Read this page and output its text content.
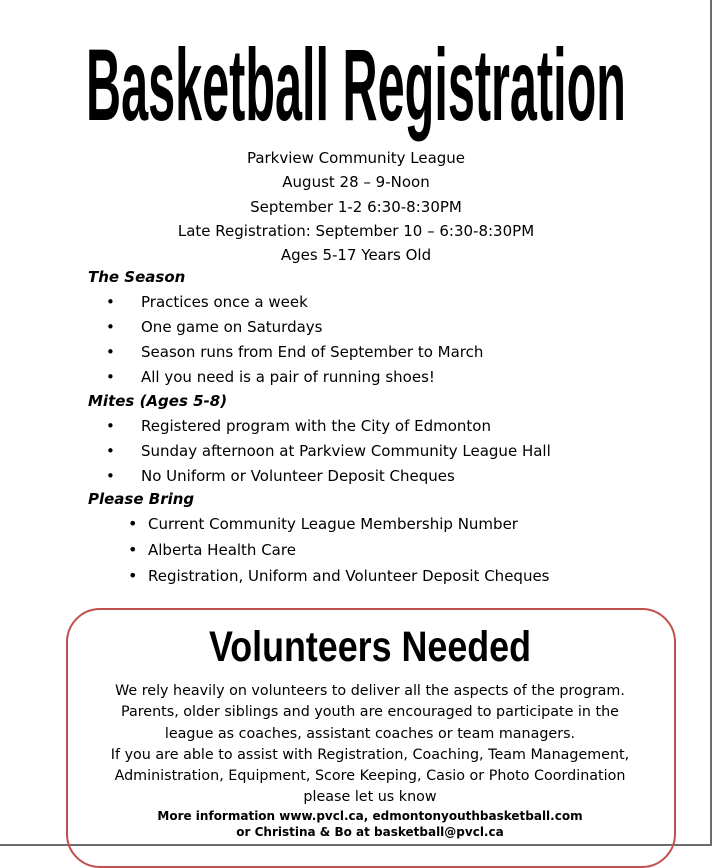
Basketball Registration
Parkview Community League
August 28 – 9-Noon
September 1-2 6:30-8:30PM
Late Registration: September 10 – 6:30-8:30PM
Ages 5-17 Years Old
The Season
• Practices once a week
• One game on Saturdays
• Season runs from End of September to March
• All you need is a pair of running shoes!
Mites (Ages 5-8)
• Registered program with the City of Edmonton
• Sunday afternoon at Parkview Community League Hall
• No Uniform or Volunteer Deposit Cheques
Please Bring
• Current Community League Membership Number
• Alberta Health Care
• Registration, Uniform and Volunteer Deposit Cheques
Volunteers Needed
We rely heavily on volunteers to deliver all the aspects of the program.
Parents, older siblings and youth are encouraged to participate in the
league as coaches, assistant coaches or team managers.
If you are able to assist with Registration, Coaching, Team Management,
Administration, Equipment, Score Keeping, Casio or Photo Coordination
please let us know
More information www.pvcl.ca, edmontonyouthbasketball.com
or Christina & Bo at basketball@pvcl.ca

■ Work required: Leave the pictures out, and transcribe each of the records exactly.

■ Written solution:
Read this page and output its text content.
Basketball Registration
Parkview Community League
August 28 – 9-Noon
September 1-2 6:30-8:30PM
Late Registration: September 10 – 6:30-8:30PM
Ages 5-17 Years Old
The Season
• Practices once a week
• One game on Saturdays
• Season runs from End of September to March
• All you need is a pair of running shoes!
Mites (Ages 5-8)
• Registered program with the City of Edmonton
• Sunday afternoon at Parkview Community League Hall
• No Uniform or Volunteer Deposit Cheques
Please Bring
• Current Community League Membership Number
• Alberta Health Care
• Registration, Uniform and Volunteer Deposit Cheques
Volunteers Needed
We rely heavily on volunteers to deliver all the aspects of the program.
Parents, older siblings and youth are encouraged to participate in the
league as coaches, assistant coaches or team managers.
If you are able to assist with Registration, Coaching, Team Management,
Administration, Equipment, Score Keeping, Casio or Photo Coordination
please let us know
More information www.pvcl.ca, edmontonyouthbasketball.com
or Christina & Bo at basketball@pvcl.ca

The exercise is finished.